Provided records:
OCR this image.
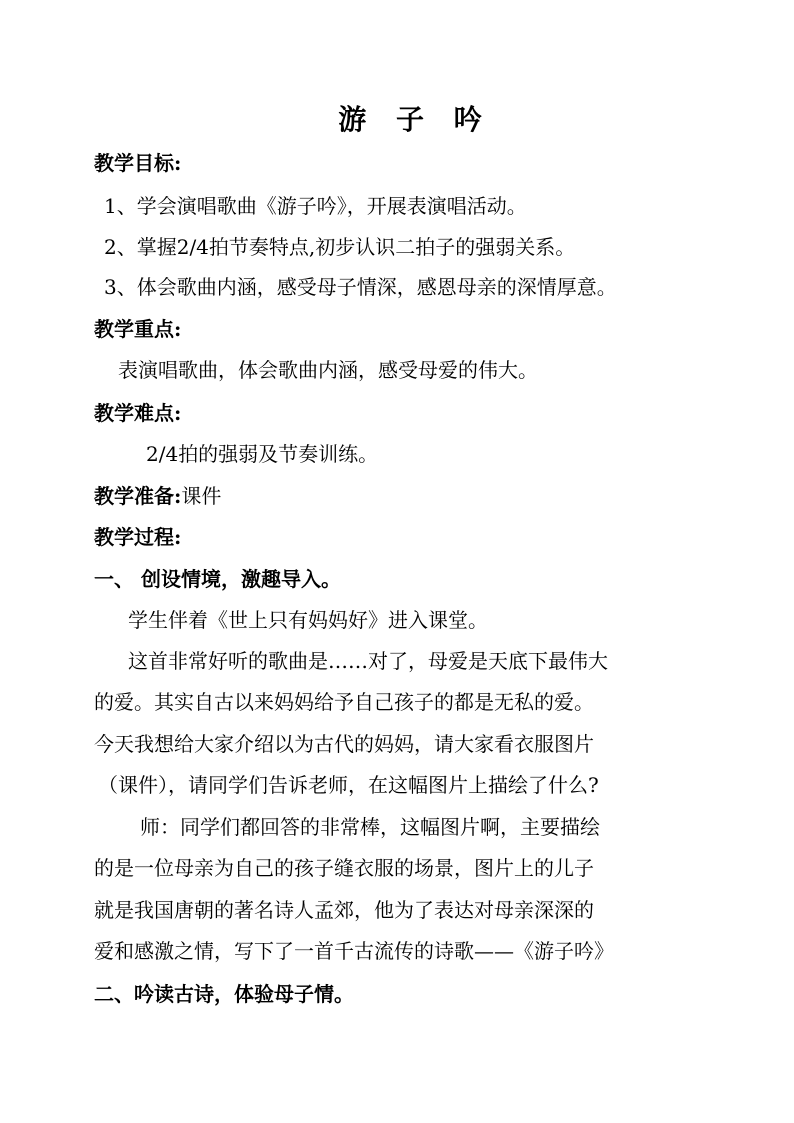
游 子 吟
教学目标:
1、学会演唱歌曲《游子吟》，开展表演唱活动。
2、掌握2/4拍节奏特点,初步认识二拍子的强弱关系。
3、体会歌曲内涵，感受母子情深，感恩母亲的深情厚意。
教学重点:
表演唱歌曲，体会歌曲内涵，感受母爱的伟大。
教学难点:
2/4拍的强弱及节奏训练。
教学准备:课件
教学过程:
一、 创设情境，激趣导入。
学生伴着《世上只有妈妈好》进入课堂。
这首非常好听的歌曲是……对了，母爱是天底下最伟大
的爱。其实自古以来妈妈给予自己孩子的都是无私的爱。
今天我想给大家介绍以为古代的妈妈，请大家看衣服图片
（课件），请同学们告诉老师，在这幅图片上描绘了什么?
师：同学们都回答的非常棒，这幅图片啊，主要描绘
的是一位母亲为自己的孩子缝衣服的场景，图片上的儿子
就是我国唐朝的著名诗人孟郊，他为了表达对母亲深深的
爱和感激之情，写下了一首千古流传的诗歌——《游子吟》
二、吟读古诗，体验母子情。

Exercise instructions:
Each record above is to be restated exactly, with its pictures removed from the copy.

In response:
OCR this image.
游 子 吟
教学目标:
1、学会演唱歌曲《游子吟》，开展表演唱活动。
2、掌握2/4拍节奏特点,初步认识二拍子的强弱关系。
3、体会歌曲内涵，感受母子情深，感恩母亲的深情厚意。
教学重点:
表演唱歌曲，体会歌曲内涵，感受母爱的伟大。
教学难点:
2/4拍的强弱及节奏训练。
教学准备:课件
教学过程:
一、 创设情境，激趣导入。
学生伴着《世上只有妈妈好》进入课堂。
这首非常好听的歌曲是……对了，母爱是天底下最伟大
的爱。其实自古以来妈妈给予自己孩子的都是无私的爱。
今天我想给大家介绍以为古代的妈妈，请大家看衣服图片
（课件），请同学们告诉老师，在这幅图片上描绘了什么?
师：同学们都回答的非常棒，这幅图片啊，主要描绘
的是一位母亲为自己的孩子缝衣服的场景，图片上的儿子
就是我国唐朝的著名诗人孟郊，他为了表达对母亲深深的
爱和感激之情，写下了一首千古流传的诗歌——《游子吟》
二、吟读古诗，体验母子情。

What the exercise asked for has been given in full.